_Data excerpts_:
__________________________________________________
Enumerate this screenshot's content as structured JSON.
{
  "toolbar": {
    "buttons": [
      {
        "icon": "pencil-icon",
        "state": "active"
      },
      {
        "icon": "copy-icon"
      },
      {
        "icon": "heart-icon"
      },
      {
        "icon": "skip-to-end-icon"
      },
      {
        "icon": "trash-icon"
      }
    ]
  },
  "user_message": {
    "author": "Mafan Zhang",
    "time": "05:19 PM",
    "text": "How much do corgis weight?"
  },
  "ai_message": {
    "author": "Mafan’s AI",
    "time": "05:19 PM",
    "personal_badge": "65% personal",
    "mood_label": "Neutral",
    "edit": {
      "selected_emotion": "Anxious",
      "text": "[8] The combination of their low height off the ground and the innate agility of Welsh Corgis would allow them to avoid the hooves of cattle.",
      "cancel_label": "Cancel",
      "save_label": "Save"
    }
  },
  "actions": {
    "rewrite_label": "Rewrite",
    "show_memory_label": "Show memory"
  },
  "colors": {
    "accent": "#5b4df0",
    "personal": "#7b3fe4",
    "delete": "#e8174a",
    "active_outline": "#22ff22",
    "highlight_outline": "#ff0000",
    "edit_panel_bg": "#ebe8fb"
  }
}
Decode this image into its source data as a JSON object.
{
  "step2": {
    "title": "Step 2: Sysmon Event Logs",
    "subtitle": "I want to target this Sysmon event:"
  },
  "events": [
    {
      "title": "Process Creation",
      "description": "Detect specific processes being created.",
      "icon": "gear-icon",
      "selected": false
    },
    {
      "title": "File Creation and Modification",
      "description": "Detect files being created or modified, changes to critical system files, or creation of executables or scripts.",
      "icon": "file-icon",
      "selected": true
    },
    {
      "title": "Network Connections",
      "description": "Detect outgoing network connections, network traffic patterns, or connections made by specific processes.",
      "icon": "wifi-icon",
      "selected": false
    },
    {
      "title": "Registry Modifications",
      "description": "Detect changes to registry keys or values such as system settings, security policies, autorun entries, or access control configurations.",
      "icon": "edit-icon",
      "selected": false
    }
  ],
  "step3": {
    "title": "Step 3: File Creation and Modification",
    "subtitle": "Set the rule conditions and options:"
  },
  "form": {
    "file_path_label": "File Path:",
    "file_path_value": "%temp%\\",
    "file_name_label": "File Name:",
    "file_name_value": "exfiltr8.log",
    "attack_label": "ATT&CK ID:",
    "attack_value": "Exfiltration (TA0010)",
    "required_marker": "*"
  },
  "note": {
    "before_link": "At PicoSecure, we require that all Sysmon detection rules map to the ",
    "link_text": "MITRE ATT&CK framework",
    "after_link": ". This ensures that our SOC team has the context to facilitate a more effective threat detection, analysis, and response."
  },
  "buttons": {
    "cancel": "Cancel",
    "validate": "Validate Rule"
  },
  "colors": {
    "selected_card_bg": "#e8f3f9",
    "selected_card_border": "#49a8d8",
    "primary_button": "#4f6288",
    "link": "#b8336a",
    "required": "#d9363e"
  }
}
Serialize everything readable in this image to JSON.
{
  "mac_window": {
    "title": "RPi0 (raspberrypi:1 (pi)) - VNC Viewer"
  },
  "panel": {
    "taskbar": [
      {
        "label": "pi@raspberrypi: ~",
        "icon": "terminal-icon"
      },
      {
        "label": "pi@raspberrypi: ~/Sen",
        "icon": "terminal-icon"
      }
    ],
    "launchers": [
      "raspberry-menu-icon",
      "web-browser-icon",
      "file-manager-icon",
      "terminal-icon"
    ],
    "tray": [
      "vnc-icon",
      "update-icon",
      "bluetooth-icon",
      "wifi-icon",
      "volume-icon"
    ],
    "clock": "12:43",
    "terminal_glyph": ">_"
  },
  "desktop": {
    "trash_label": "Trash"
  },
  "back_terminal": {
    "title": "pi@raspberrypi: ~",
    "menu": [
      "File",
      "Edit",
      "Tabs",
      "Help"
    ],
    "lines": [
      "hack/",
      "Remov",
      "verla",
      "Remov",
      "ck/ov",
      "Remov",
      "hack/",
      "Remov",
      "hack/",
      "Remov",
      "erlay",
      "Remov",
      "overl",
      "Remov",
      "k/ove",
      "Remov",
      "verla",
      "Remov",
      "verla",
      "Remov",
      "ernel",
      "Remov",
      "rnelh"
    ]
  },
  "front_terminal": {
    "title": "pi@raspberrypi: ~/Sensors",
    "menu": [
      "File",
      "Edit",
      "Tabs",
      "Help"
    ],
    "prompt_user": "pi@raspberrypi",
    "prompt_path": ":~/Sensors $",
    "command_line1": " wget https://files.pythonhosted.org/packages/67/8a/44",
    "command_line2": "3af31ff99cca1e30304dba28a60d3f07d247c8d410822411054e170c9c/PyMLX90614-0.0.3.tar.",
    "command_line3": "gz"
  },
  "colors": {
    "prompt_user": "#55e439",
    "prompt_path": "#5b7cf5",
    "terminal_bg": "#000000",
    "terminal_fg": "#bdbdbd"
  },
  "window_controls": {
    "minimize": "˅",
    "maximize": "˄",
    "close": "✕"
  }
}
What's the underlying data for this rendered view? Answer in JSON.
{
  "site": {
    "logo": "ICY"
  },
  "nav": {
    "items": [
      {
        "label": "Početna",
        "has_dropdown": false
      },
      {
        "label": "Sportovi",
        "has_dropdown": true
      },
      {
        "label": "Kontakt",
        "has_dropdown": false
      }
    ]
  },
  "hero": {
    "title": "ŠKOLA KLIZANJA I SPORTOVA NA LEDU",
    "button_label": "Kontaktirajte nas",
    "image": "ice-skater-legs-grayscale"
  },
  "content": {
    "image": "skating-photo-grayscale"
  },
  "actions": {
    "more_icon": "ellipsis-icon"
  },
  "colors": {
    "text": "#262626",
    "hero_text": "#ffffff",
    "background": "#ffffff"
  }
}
__________________________________________________
Using the entries above, find all lines with "raspberrypi". Copy them.

    "title": "RPi0 (raspberrypi:1 (pi)) - VNC Viewer"
        "label": "pi@raspberrypi: ~",
        "label": "pi@raspberrypi: ~/Sen",
    "title": "pi@raspberrypi: ~",
    "title": "pi@raspberrypi: ~/Sensors",
    "prompt_user": "pi@raspberrypi",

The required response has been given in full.